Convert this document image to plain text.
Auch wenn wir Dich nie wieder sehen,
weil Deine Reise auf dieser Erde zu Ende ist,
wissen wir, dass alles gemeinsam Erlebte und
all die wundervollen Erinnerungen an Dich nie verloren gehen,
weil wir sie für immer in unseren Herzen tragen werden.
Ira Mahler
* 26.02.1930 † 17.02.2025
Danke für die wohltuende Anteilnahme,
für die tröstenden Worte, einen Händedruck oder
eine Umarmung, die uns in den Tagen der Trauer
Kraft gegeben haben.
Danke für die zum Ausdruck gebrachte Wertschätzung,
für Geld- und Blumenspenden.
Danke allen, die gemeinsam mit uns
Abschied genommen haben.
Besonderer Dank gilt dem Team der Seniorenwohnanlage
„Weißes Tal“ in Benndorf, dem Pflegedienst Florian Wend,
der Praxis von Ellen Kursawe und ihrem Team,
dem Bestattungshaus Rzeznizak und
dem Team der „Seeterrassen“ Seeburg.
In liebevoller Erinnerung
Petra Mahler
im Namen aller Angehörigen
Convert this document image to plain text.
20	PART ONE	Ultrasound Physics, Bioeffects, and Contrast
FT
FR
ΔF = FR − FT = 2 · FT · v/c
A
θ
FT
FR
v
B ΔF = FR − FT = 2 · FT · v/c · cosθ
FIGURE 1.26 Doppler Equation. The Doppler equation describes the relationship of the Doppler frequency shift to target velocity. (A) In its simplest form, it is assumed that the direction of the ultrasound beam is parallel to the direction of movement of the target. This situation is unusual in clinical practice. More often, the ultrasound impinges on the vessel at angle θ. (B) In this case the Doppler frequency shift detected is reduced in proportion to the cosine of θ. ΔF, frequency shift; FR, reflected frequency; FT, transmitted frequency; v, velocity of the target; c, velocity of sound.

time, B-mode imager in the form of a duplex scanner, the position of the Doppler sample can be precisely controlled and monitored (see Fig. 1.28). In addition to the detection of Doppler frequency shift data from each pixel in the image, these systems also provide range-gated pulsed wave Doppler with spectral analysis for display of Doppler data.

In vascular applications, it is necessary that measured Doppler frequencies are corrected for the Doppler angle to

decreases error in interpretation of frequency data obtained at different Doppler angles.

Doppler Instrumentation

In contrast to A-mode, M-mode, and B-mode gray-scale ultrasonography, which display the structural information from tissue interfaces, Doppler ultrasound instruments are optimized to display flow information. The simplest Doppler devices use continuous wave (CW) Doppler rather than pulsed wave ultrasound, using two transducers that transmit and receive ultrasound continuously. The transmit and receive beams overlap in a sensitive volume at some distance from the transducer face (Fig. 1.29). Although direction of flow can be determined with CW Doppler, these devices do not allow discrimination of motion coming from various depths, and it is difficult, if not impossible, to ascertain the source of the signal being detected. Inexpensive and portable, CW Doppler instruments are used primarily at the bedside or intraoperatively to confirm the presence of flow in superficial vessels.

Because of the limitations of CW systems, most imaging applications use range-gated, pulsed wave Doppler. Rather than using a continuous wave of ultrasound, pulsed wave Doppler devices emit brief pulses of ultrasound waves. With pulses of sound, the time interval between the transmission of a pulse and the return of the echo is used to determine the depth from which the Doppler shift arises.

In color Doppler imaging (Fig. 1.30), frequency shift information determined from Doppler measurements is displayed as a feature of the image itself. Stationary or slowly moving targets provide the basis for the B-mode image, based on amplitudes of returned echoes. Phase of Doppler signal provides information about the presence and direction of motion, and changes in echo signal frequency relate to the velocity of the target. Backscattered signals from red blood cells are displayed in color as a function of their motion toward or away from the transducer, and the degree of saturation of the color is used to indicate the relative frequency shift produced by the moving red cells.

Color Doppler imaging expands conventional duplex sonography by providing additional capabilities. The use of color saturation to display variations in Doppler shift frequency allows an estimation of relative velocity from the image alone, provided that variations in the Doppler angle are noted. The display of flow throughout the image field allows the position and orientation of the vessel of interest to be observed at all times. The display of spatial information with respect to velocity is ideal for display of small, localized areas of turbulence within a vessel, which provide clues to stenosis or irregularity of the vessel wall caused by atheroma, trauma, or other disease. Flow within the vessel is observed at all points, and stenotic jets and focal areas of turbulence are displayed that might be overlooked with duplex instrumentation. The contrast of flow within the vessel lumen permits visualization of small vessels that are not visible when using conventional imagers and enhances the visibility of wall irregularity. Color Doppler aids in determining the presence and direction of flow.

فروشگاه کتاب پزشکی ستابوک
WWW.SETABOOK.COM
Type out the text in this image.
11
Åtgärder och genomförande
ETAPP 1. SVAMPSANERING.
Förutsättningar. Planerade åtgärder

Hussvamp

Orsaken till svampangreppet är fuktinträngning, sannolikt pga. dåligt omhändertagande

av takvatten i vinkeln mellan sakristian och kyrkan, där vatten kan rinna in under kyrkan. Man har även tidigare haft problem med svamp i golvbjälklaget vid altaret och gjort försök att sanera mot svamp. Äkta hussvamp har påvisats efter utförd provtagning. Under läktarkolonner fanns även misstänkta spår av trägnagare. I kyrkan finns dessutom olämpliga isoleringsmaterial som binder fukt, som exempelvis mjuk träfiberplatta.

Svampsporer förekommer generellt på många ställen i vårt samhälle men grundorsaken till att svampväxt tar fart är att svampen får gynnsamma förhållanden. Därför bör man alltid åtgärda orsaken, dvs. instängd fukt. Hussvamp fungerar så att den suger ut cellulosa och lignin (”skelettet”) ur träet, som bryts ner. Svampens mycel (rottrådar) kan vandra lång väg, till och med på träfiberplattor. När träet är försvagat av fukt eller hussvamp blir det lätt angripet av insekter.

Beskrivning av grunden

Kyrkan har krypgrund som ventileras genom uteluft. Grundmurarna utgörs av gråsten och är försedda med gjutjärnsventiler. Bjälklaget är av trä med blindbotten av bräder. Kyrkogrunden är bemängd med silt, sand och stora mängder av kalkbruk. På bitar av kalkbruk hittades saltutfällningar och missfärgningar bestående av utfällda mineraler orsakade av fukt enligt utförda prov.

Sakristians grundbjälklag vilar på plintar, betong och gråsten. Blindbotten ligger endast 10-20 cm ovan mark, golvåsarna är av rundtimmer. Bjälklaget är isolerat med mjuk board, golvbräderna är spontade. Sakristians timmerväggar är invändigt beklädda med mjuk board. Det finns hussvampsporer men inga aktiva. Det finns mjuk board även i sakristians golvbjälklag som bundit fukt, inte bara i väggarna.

::::

▶ [PROBLEM REQUIREMENTS] Show every line from the entries above in which the word "Danke" appears.

▶ [RESPONSE]
Danke für die wohltuende Anteilnahme,
Danke für die zum Ausdruck gebrachte Wertschätzung,
Danke allen, die gemeinsam mit uns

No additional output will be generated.